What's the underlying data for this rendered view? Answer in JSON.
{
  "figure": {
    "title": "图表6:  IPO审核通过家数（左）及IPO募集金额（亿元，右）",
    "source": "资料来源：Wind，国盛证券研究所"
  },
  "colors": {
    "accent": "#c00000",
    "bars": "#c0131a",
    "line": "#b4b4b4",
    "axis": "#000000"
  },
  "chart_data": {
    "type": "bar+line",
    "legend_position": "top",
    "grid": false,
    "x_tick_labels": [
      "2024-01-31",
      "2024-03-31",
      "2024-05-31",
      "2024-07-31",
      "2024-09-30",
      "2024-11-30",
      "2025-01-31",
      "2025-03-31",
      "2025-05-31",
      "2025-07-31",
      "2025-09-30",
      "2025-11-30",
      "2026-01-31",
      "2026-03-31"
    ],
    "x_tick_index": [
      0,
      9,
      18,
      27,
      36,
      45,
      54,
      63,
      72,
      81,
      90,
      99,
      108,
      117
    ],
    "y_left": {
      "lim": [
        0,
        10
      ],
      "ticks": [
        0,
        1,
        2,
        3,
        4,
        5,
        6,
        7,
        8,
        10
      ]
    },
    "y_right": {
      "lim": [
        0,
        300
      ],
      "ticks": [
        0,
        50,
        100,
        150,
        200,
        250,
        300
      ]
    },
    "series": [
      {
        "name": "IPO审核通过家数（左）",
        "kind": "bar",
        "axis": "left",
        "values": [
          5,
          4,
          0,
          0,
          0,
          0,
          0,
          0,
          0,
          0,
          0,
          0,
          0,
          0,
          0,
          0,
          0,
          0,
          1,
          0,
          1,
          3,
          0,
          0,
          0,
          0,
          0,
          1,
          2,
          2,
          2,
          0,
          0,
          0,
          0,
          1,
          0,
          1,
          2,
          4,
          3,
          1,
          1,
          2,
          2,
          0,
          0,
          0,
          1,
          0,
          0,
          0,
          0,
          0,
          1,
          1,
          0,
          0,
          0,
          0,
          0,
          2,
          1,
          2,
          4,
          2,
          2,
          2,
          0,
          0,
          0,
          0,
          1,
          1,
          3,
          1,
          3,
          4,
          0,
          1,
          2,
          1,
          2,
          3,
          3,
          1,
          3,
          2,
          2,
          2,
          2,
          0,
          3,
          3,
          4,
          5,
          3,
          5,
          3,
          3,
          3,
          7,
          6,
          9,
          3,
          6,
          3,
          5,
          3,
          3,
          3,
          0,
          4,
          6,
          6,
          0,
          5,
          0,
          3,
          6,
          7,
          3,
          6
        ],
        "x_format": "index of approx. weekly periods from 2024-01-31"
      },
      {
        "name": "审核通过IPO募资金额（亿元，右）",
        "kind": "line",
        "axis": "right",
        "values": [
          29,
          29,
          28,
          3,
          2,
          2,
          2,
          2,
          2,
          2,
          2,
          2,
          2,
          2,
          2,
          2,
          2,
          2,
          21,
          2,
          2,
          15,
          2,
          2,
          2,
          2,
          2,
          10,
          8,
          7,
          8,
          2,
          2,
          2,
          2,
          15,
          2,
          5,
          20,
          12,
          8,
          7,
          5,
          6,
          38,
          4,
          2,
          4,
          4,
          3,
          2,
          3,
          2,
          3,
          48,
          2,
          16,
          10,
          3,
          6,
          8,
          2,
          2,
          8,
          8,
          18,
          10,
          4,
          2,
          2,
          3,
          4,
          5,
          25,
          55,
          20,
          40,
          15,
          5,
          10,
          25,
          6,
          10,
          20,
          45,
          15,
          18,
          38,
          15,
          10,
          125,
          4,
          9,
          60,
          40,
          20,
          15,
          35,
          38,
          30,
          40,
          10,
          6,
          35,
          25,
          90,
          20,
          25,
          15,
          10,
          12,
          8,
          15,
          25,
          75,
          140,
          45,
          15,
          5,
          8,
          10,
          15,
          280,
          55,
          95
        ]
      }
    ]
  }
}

━━━━━━━━━━━━━━━━

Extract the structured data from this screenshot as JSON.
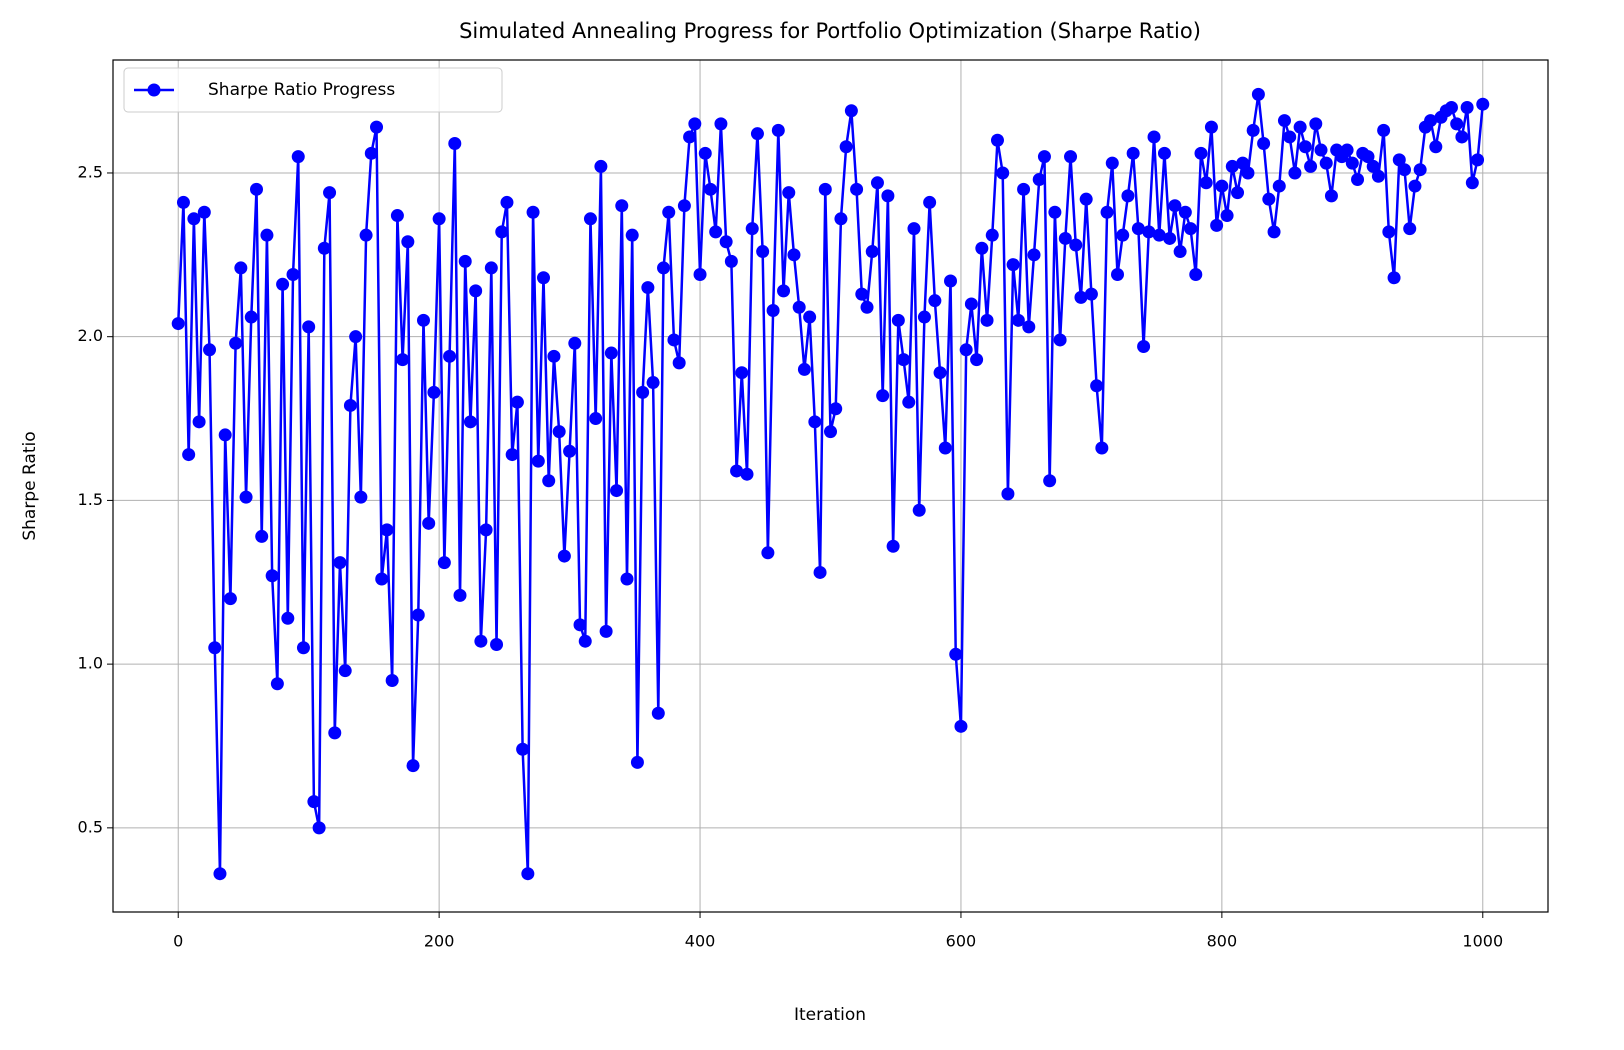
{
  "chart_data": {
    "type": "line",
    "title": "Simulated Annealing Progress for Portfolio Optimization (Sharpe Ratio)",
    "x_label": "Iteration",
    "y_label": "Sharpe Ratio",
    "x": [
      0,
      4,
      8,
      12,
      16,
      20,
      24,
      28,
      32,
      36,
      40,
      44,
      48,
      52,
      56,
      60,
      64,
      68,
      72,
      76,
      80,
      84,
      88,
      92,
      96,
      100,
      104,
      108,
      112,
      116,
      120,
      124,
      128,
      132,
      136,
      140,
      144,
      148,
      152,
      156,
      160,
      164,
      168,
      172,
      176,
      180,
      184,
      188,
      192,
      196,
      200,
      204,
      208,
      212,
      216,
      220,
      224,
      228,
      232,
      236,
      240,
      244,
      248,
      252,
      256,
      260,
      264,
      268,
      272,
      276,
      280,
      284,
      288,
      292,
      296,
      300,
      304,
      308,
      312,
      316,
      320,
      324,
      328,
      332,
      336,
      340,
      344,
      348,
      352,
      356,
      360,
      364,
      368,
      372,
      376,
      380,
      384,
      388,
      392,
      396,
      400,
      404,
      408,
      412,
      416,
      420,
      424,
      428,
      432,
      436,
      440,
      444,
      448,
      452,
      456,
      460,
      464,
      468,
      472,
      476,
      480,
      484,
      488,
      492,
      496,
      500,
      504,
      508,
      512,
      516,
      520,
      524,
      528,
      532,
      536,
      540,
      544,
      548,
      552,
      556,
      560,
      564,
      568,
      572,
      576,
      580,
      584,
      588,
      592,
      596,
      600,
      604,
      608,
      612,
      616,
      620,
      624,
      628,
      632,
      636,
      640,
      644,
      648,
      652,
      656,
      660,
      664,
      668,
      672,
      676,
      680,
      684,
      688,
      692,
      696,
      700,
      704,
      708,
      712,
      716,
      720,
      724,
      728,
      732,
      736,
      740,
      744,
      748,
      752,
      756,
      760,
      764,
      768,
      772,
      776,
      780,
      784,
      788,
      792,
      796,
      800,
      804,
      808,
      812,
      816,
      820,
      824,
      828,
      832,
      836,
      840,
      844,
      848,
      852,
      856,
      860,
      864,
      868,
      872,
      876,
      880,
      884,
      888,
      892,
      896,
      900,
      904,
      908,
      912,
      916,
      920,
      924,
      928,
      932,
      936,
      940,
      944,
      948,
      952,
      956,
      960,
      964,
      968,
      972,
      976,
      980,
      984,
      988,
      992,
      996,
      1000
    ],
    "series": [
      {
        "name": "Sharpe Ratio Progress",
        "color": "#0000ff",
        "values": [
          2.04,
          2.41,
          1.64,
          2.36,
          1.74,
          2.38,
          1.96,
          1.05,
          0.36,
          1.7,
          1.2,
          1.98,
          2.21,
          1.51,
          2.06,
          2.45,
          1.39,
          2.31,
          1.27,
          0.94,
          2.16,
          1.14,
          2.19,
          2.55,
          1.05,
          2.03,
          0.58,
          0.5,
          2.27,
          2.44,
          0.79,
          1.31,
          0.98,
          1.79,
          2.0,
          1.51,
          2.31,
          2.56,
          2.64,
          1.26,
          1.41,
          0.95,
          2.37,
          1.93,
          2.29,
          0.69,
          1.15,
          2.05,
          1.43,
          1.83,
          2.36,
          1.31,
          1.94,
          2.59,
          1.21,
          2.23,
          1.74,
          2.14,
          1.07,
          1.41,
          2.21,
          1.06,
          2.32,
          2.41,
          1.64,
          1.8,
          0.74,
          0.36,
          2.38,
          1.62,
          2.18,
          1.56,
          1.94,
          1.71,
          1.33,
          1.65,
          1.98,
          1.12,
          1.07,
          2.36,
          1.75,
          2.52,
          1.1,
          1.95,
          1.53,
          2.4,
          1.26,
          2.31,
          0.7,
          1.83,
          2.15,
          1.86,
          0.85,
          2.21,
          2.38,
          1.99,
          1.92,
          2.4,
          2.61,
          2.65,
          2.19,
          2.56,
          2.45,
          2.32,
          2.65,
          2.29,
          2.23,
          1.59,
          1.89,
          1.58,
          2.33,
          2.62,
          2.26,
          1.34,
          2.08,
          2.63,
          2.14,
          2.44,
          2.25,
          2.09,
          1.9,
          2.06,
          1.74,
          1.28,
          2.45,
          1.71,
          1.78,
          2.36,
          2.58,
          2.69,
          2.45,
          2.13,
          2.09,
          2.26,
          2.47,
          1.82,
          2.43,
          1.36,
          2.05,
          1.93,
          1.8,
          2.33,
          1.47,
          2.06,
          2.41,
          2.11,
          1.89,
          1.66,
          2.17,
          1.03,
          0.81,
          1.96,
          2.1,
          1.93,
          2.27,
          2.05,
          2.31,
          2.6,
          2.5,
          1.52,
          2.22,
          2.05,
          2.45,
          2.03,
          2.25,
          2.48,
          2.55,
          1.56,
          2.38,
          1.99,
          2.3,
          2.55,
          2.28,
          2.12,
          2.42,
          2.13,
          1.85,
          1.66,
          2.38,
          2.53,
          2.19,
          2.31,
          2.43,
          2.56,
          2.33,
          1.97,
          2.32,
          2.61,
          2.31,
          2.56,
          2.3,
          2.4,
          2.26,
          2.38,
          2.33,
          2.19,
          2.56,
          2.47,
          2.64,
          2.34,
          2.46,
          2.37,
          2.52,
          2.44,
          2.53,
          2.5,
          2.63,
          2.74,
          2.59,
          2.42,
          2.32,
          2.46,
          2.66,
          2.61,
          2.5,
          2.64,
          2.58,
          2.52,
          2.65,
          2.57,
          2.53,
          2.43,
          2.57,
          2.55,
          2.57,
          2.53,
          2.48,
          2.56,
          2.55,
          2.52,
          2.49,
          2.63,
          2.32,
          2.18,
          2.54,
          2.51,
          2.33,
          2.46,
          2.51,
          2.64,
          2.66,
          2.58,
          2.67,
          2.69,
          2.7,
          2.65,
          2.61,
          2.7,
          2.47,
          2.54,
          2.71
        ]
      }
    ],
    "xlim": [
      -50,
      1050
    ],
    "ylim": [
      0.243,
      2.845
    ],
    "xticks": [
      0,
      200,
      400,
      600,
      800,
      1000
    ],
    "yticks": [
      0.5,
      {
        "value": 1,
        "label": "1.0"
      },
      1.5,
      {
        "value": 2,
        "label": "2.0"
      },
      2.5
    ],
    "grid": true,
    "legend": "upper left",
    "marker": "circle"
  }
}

━━━━━━━━━━━━━━━━

» **What is asked**
Filter the data, keeping only the lines that contain "name".

» **Output below**
        "name": "IPO审核通过家数（左）",
        "name": "审核通过IPO募资金额（亿元，右）",
        "name": "Sharpe Ratio Progress",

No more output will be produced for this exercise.